[Material provided start]

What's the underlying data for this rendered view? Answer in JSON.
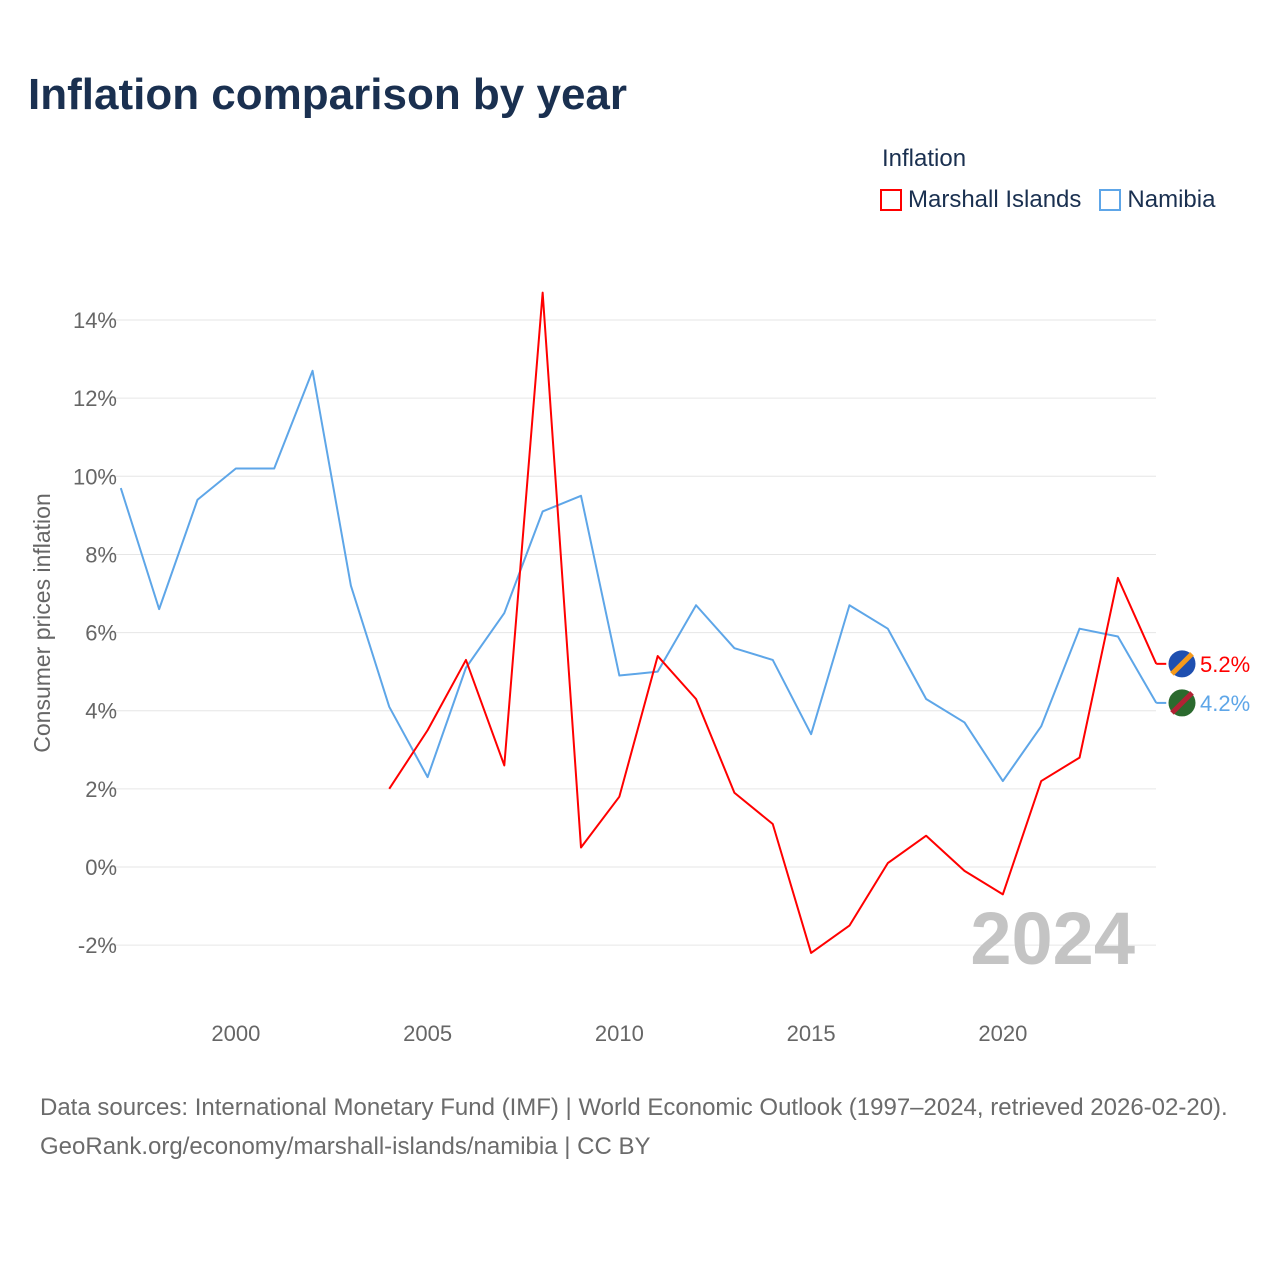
{
  "title": "Inflation comparison by year",
  "legend": {
    "title": "Inflation",
    "items": [
      {
        "name": "Marshall Islands",
        "color": "#ff0000"
      },
      {
        "name": "Namibia",
        "color": "#5ea6e8"
      }
    ]
  },
  "chart_data": {
    "type": "line",
    "title": "Inflation comparison by year",
    "xlabel": "",
    "ylabel": "Consumer prices inflation",
    "ylim": [
      -3.5,
      14.8
    ],
    "xlim": [
      1997,
      2024
    ],
    "grid": true,
    "legend_position": "top-right",
    "x_ticks": [
      2000,
      2005,
      2010,
      2015,
      2020
    ],
    "y_ticks": [
      -2,
      0,
      2,
      4,
      6,
      8,
      10,
      12,
      14
    ],
    "y_tick_labels": [
      "-2%",
      "0%",
      "2%",
      "4%",
      "6%",
      "8%",
      "10%",
      "12%",
      "14%"
    ],
    "year_watermark": "2024",
    "series": [
      {
        "name": "Marshall Islands",
        "color": "#ff0000",
        "end_label": "5.2%",
        "x": [
          2004,
          2005,
          2006,
          2007,
          2008,
          2009,
          2010,
          2011,
          2012,
          2013,
          2014,
          2015,
          2016,
          2017,
          2018,
          2019,
          2020,
          2021,
          2022,
          2023,
          2024
        ],
        "values": [
          2.0,
          3.5,
          5.3,
          2.6,
          14.7,
          0.5,
          1.8,
          5.4,
          4.3,
          1.9,
          1.1,
          -2.2,
          -1.5,
          0.1,
          0.8,
          -0.1,
          -0.7,
          2.2,
          2.8,
          7.4,
          5.2
        ]
      },
      {
        "name": "Namibia",
        "color": "#5ea6e8",
        "end_label": "4.2%",
        "x": [
          1997,
          1998,
          1999,
          2000,
          2001,
          2002,
          2003,
          2004,
          2005,
          2006,
          2007,
          2008,
          2009,
          2010,
          2011,
          2012,
          2013,
          2014,
          2015,
          2016,
          2017,
          2018,
          2019,
          2020,
          2021,
          2022,
          2023,
          2024
        ],
        "values": [
          9.7,
          6.6,
          9.4,
          10.2,
          10.2,
          12.7,
          7.2,
          4.1,
          2.3,
          5.1,
          6.5,
          9.1,
          9.5,
          4.9,
          5.0,
          6.7,
          5.6,
          5.3,
          3.4,
          6.7,
          6.1,
          4.3,
          3.7,
          2.2,
          3.6,
          6.1,
          5.9,
          4.2
        ]
      }
    ]
  },
  "footer": {
    "sources": "Data sources: International Monetary Fund (IMF) | World Economic Outlook (1997–2024, retrieved 2026-02-20).",
    "link": "GeoRank.org/economy/marshall-islands/namibia | CC BY"
  }
}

[Material provided end]

Extract every line of the data exactly; pictures stay out.

What's the underlying data for this rendered view? Answer in JSON.
{
  "title": "Inflation comparison by year",
  "legend": {
    "title": "Inflation",
    "items": [
      {
        "name": "Marshall Islands",
        "color": "#ff0000"
      },
      {
        "name": "Namibia",
        "color": "#5ea6e8"
      }
    ]
  },
  "chart_data": {
    "type": "line",
    "title": "Inflation comparison by year",
    "xlabel": "",
    "ylabel": "Consumer prices inflation",
    "ylim": [
      -3.5,
      14.8
    ],
    "xlim": [
      1997,
      2024
    ],
    "grid": true,
    "legend_position": "top-right",
    "x_ticks": [
      2000,
      2005,
      2010,
      2015,
      2020
    ],
    "y_ticks": [
      -2,
      0,
      2,
      4,
      6,
      8,
      10,
      12,
      14
    ],
    "y_tick_labels": [
      "-2%",
      "0%",
      "2%",
      "4%",
      "6%",
      "8%",
      "10%",
      "12%",
      "14%"
    ],
    "year_watermark": "2024",
    "series": [
      {
        "name": "Marshall Islands",
        "color": "#ff0000",
        "end_label": "5.2%",
        "x": [
          2004,
          2005,
          2006,
          2007,
          2008,
          2009,
          2010,
          2011,
          2012,
          2013,
          2014,
          2015,
          2016,
          2017,
          2018,
          2019,
          2020,
          2021,
          2022,
          2023,
          2024
        ],
        "values": [
          2.0,
          3.5,
          5.3,
          2.6,
          14.7,
          0.5,
          1.8,
          5.4,
          4.3,
          1.9,
          1.1,
          -2.2,
          -1.5,
          0.1,
          0.8,
          -0.1,
          -0.7,
          2.2,
          2.8,
          7.4,
          5.2
        ]
      },
      {
        "name": "Namibia",
        "color": "#5ea6e8",
        "end_label": "4.2%",
        "x": [
          1997,
          1998,
          1999,
          2000,
          2001,
          2002,
          2003,
          2004,
          2005,
          2006,
          2007,
          2008,
          2009,
          2010,
          2011,
          2012,
          2013,
          2014,
          2015,
          2016,
          2017,
          2018,
          2019,
          2020,
          2021,
          2022,
          2023,
          2024
        ],
        "values": [
          9.7,
          6.6,
          9.4,
          10.2,
          10.2,
          12.7,
          7.2,
          4.1,
          2.3,
          5.1,
          6.5,
          9.1,
          9.5,
          4.9,
          5.0,
          6.7,
          5.6,
          5.3,
          3.4,
          6.7,
          6.1,
          4.3,
          3.7,
          2.2,
          3.6,
          6.1,
          5.9,
          4.2
        ]
      }
    ]
  },
  "footer": {
    "sources": "Data sources: International Monetary Fund (IMF) | World Economic Outlook (1997–2024, retrieved 2026-02-20).",
    "link": "GeoRank.org/economy/marshall-islands/namibia | CC BY"
  }
}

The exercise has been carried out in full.